### Source passage
Where a Lawyer Makes All the Difference – And Only One Side Has One: Adjartey and the Urgent Need for Court Reform and a Right to Counsel in Eviction Cases

November 14, 2019
| Fall 2019 Vol. 63 #4

by Esme Caramello, Joel Feldman, and Geraldine Gruvis-Pizarro

The Profession

Each week, more than 750 tenants across Massachusetts face eviction in the courts of the Commonwealth. While the vast majority of landlords bringing eviction cases have counsel—almost 80% in the state’s Housing Courts last year—fewer than 9% of people faced with losing their homes have a lawyer to represent them. See Housing Court Department, Fiscal Year 2019 Statistics (2019). This disparity in access to counsel would create an unjust power imbalance in any legal setting. In the context of eviction cases, with their tight timelines and complicated procedural rules, the advantage that represented landlords enjoy over their unrepresented tenants is even more troubling.

In the summer of 2019, the Supreme Judicial Court took up this systemic inequality in Adjartey v. Central Division of the Housing Court Department, 481 Mass. 830 (2019). In a striking opinion on behalf of a unanimous Court, Chief Justice Gants reached far beyond the individual claims of the parties to describe an onerous summary process system and the barriers that pro se litigants face in trying to navigate it. In its breadth and detail, the opinion illustrates how “the complexity and speed of summary process cases can present formidable challenges to individuals facing eviction, particularly where those individuals are not represented by an attorney.” Id. at 831.

The decision makes a compelling case. Summary process is procedurally complex to begin with, id. at 834, and this complexity is “exacerbated by the web of applicable statutes and rules.” Id. at 837. The Uniform Summary Process Rules are just one part of the procedural maze. Id. at 836-37. The Rules of Civil Procedure also apply, but only sometimes, as do an array of statutes and standing orders. As the Court observed, “[d]eciding when to apply which of these rules—and how to resolve inconsistencies among them—is [a] formidable challenge for an unrepresented litigant seeking to comply with fast-moving deadlines, especially when that litigant is also facing the stress of a potential eviction.” Id. at 837.

Further complicating the task of the pro se litigant, the Court noted, is the speed at which a summary process case proceeds. Id. Once a case is filed, it is scheduled to go to trial on the first court date, just ten days later. Upon receipt of the Summons and Complaint, a tenant must figure out that an “answer” is required, and file and “serve” it, within a week after the case is filed. If she does not properly assert a “jury demand” in that answer, she waives her Constitutional right to trial by a jury of her peers. The tenant also must understand what “discovery requests” are and make sure her landlord receives them within that same short week. Overall, the time from service of process to judgment and execution can be as little as 19 days. Two business days later, a constable can remove the tenant from her home. As the Adjartey Court observed, “[t]he swiftness of this process … leaves little room for error.” Id. at 837.

### Dataset extract
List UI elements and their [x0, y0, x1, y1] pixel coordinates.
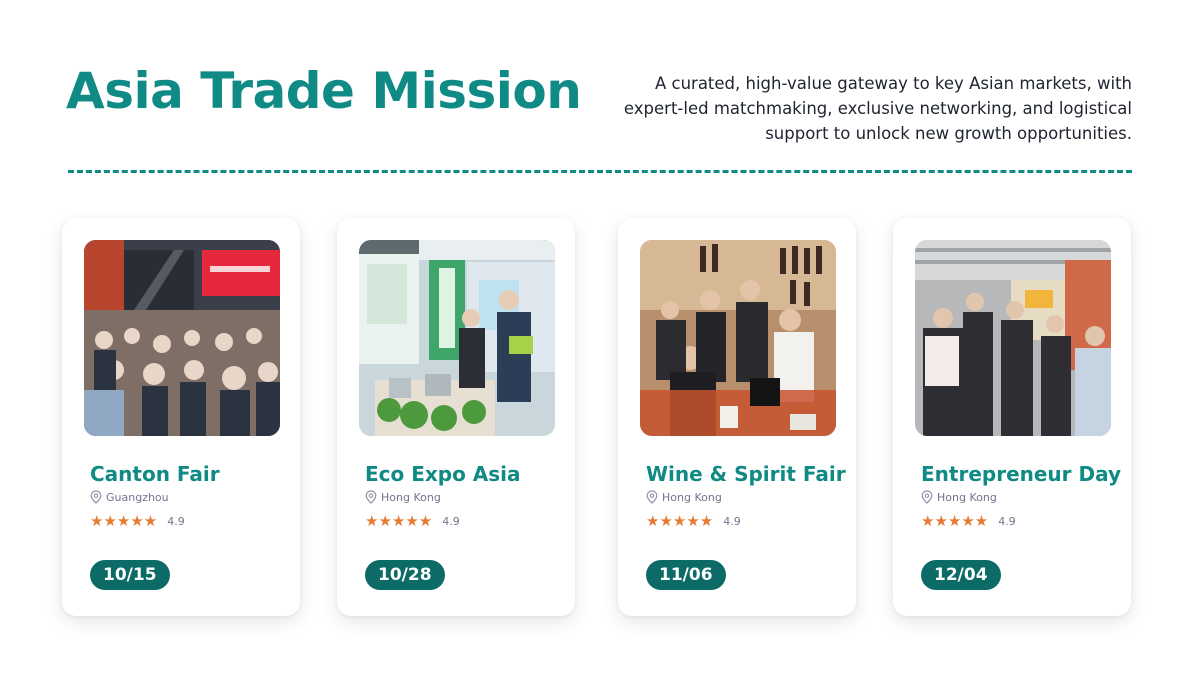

### Problem statement
Write the next part of the article on Adjartey and the right to counsel in eviction cases, starting right after its last sentence.

### Response to the task
As noted above, beyond the inherent complexity and speed of summary process, the vast majority of tenants are attempting to figure out the process on their own. In the words of the Court, “summary process cases are complex, fast-moving, and generally litigated by landlords who are represented by attorneys and tenants who are not.” Id. at 834. Because “in most cases, … the landlord has an attorney who understands how to navigate the eviction process and the tenant does not,” the system is not just out of reach for tenants, but also out of balance. Id. at 838. This imbalance presented an injustice the Adjartey Court could not ignore.

In an “Appendix” following the Adjartey decision, the Court attempted to gather, in one place, all the procedural laws governing summary process cases. Doing so took 35 slip opinion pages. While the Adjartey Appendix might be a useful primer on summary process for a lawyer or experienced advocate, it looks different from the perspective of a low-income mother with limited English proficiency and severe anxiety facing eviction. For her, and for most unrepresented tenants, the Appendix primarily highlights what the rest of the Adjartey decision implies: the eviction system is too hard to understand and navigate without the assistance of a lawyer. And where landlords generally have this assistance and tenants do not, the Appendix is an indictment of a system that aspires but fails to offer equal justice to all.

In a study of summary process judgments listed on masscourts.org from 2007-2015 in three out of the then-five divisions of the Housing Court (Boston, Central and Western), the Access to Attorneys Committee of the Access to Justice Commission found that landlords won judgment a shocking 98% of the time. See Shannon Barnes et al., Final Report of the Access to Attorneys Committee of the Massachusetts Access to Justice Commission, 9 (May 2017). With Adjartey, the Supreme Judicial Court has shown us why.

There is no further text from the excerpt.